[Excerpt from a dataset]
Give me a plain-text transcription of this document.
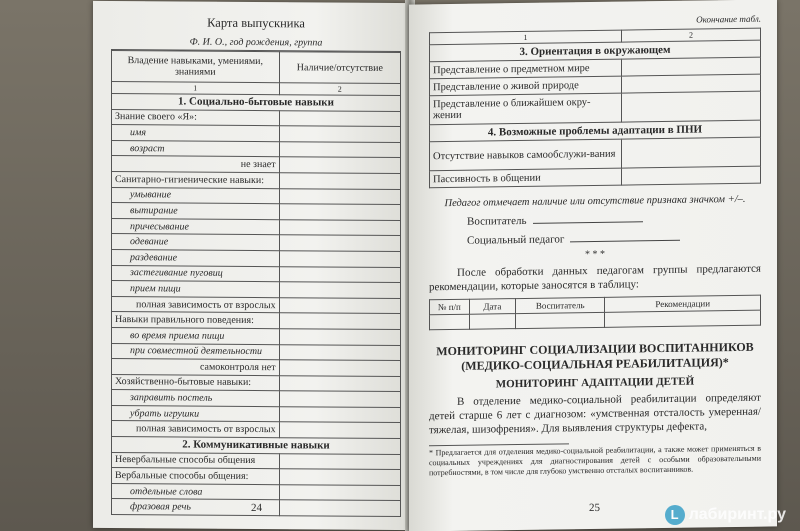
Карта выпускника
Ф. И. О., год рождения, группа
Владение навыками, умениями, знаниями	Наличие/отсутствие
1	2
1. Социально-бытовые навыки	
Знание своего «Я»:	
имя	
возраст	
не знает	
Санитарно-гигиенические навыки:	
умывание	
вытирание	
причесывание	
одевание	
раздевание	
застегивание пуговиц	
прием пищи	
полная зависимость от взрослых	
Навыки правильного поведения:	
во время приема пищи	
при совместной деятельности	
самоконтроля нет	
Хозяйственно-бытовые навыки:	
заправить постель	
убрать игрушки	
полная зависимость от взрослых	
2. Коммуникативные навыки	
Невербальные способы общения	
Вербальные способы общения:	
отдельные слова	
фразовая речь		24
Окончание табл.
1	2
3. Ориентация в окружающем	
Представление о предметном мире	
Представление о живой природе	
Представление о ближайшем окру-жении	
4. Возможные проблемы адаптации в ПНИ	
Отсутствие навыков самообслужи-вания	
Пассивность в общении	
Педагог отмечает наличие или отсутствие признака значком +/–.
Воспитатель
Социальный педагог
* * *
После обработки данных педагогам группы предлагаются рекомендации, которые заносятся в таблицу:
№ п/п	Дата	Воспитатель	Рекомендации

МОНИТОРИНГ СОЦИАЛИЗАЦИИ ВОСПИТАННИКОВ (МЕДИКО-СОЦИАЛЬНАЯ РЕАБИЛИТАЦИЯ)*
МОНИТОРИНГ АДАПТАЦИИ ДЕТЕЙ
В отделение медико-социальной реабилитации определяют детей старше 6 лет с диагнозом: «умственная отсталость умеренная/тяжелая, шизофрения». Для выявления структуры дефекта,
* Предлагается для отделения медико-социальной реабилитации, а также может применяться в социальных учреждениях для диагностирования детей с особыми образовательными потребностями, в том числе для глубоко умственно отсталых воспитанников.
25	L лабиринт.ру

» **TASK BRIEF**: Copy out every line of the material above that mentions the word "Представление".

» **OUTPUT OF THE EXERCISE**:
Представление о предметном мире	
Представление о живой природе	
Представление о ближайшем окру-жении	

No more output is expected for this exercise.